### Dataset rows ###
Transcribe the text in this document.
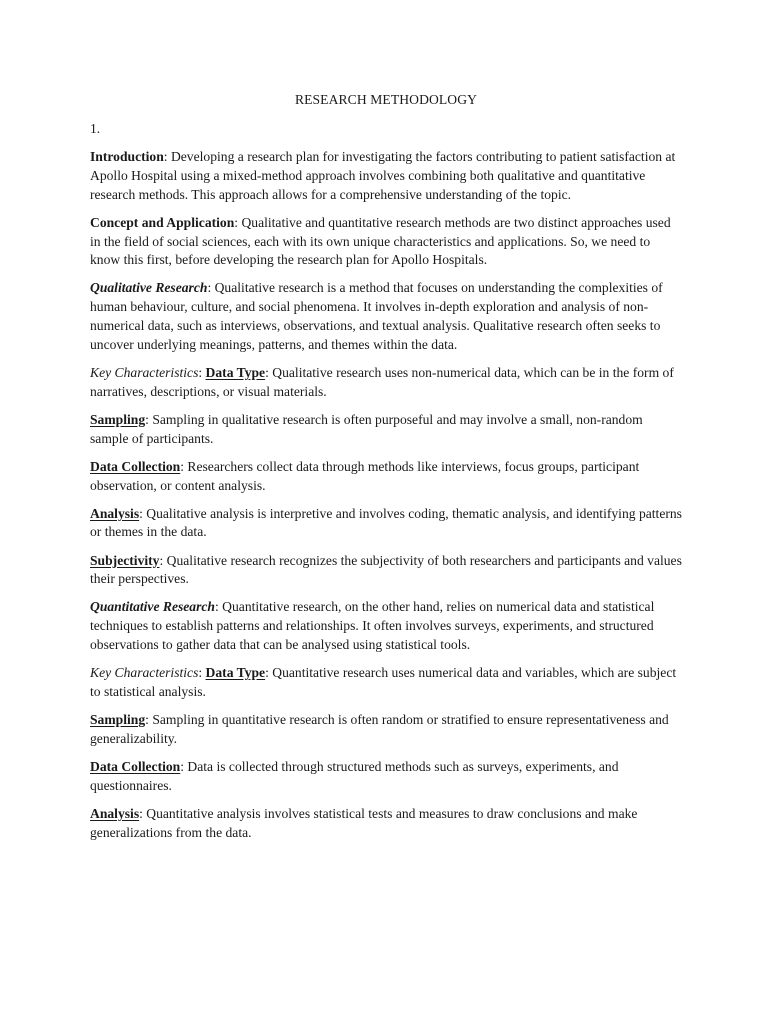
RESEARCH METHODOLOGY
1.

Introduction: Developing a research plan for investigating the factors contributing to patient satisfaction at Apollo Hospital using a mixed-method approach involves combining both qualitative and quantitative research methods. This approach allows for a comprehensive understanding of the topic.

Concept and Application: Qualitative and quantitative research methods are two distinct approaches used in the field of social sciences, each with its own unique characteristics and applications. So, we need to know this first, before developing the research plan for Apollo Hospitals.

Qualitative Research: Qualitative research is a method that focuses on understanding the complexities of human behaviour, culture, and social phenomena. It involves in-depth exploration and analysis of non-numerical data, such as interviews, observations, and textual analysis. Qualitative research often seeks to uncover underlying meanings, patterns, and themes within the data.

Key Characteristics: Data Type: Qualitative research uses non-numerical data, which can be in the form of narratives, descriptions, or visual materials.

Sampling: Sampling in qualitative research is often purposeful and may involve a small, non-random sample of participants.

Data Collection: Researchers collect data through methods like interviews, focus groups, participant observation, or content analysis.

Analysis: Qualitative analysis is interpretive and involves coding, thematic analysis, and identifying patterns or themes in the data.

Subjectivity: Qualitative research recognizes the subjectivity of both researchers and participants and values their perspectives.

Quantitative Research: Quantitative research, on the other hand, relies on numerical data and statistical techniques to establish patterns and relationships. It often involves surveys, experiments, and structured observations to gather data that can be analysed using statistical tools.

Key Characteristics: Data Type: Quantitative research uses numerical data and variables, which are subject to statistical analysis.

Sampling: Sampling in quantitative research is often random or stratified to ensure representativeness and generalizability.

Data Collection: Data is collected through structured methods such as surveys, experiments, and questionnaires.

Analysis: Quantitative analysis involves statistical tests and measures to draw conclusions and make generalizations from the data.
###
Short problem :: Strip out the images, then output the records above word for word.

The output ::
Transcribe the text in this document.
RESEARCH METHODOLOGY
1.

Introduction: Developing a research plan for investigating the factors contributing to patient satisfaction at Apollo Hospital using a mixed-method approach involves combining both qualitative and quantitative research methods. This approach allows for a comprehensive understanding of the topic.

Concept and Application: Qualitative and quantitative research methods are two distinct approaches used in the field of social sciences, each with its own unique characteristics and applications. So, we need to know this first, before developing the research plan for Apollo Hospitals.

Qualitative Research: Qualitative research is a method that focuses on understanding the complexities of human behaviour, culture, and social phenomena. It involves in-depth exploration and analysis of non-numerical data, such as interviews, observations, and textual analysis. Qualitative research often seeks to uncover underlying meanings, patterns, and themes within the data.

Key Characteristics: Data Type: Qualitative research uses non-numerical data, which can be in the form of narratives, descriptions, or visual materials.

Sampling: Sampling in qualitative research is often purposeful and may involve a small, non-random sample of participants.

Data Collection: Researchers collect data through methods like interviews, focus groups, participant observation, or content analysis.

Analysis: Qualitative analysis is interpretive and involves coding, thematic analysis, and identifying patterns or themes in the data.

Subjectivity: Qualitative research recognizes the subjectivity of both researchers and participants and values their perspectives.

Quantitative Research: Quantitative research, on the other hand, relies on numerical data and statistical techniques to establish patterns and relationships. It often involves surveys, experiments, and structured observations to gather data that can be analysed using statistical tools.

Key Characteristics: Data Type: Quantitative research uses numerical data and variables, which are subject to statistical analysis.

Sampling: Sampling in quantitative research is often random or stratified to ensure representativeness and generalizability.

Data Collection: Data is collected through structured methods such as surveys, experiments, and questionnaires.

Analysis: Quantitative analysis involves statistical tests and measures to draw conclusions and make generalizations from the data.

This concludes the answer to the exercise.